What this task involves:
Make an exact copy of all the records.

Dataset items:
--- --- ---

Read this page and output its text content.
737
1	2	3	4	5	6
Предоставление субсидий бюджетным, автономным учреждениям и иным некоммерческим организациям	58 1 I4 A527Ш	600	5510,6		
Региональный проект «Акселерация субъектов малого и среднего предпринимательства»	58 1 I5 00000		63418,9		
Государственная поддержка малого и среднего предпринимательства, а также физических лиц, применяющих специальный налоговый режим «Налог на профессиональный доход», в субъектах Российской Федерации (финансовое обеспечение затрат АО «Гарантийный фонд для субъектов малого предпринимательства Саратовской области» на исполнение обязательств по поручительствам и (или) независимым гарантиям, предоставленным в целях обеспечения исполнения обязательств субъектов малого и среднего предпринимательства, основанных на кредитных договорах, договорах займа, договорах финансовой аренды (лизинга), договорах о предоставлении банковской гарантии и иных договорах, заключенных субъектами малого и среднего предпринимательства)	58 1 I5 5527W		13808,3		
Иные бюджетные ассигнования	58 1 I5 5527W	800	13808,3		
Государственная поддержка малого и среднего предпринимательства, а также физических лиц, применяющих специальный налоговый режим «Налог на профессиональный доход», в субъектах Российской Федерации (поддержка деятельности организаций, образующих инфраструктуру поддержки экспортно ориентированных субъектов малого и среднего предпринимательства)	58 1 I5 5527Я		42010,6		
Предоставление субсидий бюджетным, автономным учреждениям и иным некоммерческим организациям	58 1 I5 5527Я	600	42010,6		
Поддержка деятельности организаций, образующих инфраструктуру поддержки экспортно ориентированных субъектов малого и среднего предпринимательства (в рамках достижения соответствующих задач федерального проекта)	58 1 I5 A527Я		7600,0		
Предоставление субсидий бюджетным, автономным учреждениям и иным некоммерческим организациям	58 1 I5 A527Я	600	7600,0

--- --- ---

Solved exercise:
Read this page and output its text content.
737
1	2	3	4	5	6
Предоставление субсидий бюджетным, автономным учреждениям и иным некоммерческим организациям	58 1 I4 A527Ш	600	5510,6		
Региональный проект «Акселерация субъектов малого и среднего предпринимательства»	58 1 I5 00000		63418,9		
Государственная поддержка малого и среднего предпринимательства, а также физических лиц, применяющих специальный налоговый режим «Налог на профессиональный доход», в субъектах Российской Федерации (финансовое обеспечение затрат АО «Гарантийный фонд для субъектов малого предпринимательства Саратовской области» на исполнение обязательств по поручительствам и (или) независимым гарантиям, предоставленным в целях обеспечения исполнения обязательств субъектов малого и среднего предпринимательства, основанных на кредитных договорах, договорах займа, договорах финансовой аренды (лизинга), договорах о предоставлении банковской гарантии и иных договорах, заключенных субъектами малого и среднего предпринимательства)	58 1 I5 5527W		13808,3		
Иные бюджетные ассигнования	58 1 I5 5527W	800	13808,3		
Государственная поддержка малого и среднего предпринимательства, а также физических лиц, применяющих специальный налоговый режим «Налог на профессиональный доход», в субъектах Российской Федерации (поддержка деятельности организаций, образующих инфраструктуру поддержки экспортно ориентированных субъектов малого и среднего предпринимательства)	58 1 I5 5527Я		42010,6		
Предоставление субсидий бюджетным, автономным учреждениям и иным некоммерческим организациям	58 1 I5 5527Я	600	42010,6		
Поддержка деятельности организаций, образующих инфраструктуру поддержки экспортно ориентированных субъектов малого и среднего предпринимательства (в рамках достижения соответствующих задач федерального проекта)	58 1 I5 A527Я		7600,0		
Предоставление субсидий бюджетным, автономным учреждениям и иным некоммерческим организациям	58 1 I5 A527Я	600	7600,0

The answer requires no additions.